-- Start GIVEN RECORDS --

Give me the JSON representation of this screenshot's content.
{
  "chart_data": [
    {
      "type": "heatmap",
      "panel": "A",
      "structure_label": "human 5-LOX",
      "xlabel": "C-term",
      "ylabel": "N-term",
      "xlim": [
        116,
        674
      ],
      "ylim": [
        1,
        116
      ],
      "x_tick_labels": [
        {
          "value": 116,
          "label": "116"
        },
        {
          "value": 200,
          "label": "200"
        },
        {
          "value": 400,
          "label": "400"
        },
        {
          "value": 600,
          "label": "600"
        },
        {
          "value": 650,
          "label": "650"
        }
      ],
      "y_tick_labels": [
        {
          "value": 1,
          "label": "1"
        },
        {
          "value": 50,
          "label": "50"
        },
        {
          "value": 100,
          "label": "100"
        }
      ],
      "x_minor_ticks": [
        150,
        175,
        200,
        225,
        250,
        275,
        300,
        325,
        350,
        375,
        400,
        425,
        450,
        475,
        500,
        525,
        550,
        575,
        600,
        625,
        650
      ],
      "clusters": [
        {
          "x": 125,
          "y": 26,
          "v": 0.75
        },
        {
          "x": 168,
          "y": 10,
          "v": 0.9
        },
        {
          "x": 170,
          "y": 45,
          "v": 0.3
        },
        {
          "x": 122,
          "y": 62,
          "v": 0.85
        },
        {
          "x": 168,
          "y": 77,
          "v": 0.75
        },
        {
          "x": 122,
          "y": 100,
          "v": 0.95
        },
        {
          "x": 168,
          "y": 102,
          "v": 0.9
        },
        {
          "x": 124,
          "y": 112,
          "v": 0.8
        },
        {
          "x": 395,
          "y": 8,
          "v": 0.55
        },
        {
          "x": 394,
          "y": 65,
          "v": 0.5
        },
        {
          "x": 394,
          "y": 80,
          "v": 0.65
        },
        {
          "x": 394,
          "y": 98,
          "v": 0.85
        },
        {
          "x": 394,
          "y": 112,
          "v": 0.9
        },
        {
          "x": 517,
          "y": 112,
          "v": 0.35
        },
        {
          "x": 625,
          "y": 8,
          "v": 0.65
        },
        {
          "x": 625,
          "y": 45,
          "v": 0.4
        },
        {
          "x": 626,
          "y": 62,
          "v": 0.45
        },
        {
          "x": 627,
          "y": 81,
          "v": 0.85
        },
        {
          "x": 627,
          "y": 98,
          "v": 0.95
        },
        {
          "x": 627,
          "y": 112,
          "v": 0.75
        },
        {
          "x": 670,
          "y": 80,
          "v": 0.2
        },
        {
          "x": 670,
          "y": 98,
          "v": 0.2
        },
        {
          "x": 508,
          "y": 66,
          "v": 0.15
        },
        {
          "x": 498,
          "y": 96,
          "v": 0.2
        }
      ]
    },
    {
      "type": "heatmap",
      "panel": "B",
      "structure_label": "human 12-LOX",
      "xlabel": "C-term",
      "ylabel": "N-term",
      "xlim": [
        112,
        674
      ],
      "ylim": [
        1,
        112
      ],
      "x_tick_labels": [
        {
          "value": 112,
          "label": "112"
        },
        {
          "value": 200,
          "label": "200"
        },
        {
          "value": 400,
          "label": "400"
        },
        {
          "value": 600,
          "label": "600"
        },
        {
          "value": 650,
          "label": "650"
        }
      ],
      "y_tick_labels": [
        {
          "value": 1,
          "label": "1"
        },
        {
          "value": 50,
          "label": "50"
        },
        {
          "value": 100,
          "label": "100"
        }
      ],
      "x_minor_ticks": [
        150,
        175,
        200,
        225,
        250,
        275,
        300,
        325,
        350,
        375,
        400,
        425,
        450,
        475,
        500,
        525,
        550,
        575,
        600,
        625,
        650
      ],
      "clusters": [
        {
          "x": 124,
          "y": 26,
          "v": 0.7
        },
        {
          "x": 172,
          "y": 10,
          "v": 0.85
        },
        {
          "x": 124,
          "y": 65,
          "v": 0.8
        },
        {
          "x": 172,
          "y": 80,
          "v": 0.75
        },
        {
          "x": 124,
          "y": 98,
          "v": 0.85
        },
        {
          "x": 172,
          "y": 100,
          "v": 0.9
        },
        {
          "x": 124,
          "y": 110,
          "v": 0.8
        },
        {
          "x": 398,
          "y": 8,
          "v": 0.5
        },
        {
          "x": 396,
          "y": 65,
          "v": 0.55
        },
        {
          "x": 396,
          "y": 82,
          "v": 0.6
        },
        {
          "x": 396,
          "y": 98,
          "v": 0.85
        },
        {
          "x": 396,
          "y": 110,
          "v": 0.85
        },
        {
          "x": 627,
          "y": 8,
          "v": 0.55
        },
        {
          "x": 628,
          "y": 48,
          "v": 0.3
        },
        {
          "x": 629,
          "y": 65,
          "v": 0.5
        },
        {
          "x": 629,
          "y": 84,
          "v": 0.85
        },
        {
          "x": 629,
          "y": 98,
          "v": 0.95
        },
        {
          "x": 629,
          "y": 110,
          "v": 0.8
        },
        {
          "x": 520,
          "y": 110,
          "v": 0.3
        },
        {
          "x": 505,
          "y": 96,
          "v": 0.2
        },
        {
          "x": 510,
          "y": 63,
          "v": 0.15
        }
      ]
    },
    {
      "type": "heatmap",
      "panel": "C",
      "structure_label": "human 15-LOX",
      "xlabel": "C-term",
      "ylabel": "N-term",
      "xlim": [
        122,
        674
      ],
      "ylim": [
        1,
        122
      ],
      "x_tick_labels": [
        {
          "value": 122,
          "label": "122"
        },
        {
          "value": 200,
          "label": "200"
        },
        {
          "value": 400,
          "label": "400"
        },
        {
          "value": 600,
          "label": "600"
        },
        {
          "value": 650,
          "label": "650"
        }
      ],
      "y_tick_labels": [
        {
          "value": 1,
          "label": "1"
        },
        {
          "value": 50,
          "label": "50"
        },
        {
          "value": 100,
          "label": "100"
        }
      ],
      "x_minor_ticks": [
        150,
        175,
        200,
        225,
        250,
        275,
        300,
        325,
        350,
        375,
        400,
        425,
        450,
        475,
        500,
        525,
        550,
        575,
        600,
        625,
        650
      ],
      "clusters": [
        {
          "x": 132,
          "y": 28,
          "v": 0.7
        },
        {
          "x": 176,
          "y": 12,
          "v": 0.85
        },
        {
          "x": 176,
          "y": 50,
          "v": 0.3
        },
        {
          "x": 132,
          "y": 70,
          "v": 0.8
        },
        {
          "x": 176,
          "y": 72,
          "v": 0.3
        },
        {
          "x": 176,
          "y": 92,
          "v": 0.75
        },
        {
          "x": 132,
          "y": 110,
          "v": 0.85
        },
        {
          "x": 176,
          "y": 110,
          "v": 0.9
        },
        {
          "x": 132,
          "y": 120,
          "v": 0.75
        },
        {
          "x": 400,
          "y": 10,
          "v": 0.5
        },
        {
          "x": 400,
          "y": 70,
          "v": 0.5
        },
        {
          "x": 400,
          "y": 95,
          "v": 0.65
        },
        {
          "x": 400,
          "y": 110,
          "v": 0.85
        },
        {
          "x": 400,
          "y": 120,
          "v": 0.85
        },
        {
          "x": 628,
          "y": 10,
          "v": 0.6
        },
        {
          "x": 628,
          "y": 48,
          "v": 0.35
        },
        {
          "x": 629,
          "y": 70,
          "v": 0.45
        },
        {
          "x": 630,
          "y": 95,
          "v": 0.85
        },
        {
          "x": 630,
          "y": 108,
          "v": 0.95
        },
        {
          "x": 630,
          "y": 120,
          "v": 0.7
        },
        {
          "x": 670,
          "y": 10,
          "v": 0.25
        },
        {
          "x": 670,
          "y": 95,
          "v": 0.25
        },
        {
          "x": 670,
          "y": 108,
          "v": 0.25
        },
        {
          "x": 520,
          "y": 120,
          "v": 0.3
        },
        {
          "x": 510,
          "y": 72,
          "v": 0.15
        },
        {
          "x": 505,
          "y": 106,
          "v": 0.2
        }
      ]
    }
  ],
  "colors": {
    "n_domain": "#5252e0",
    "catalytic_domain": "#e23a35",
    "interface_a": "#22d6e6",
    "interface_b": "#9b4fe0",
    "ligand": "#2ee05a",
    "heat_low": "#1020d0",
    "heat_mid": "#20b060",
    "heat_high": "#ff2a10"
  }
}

-- End GIVEN RECORDS --

**GOAL**
Tally the lines that hold the string "human" and state the total, nothing more.

**SOLUTION TO THIS EXERCISE**
3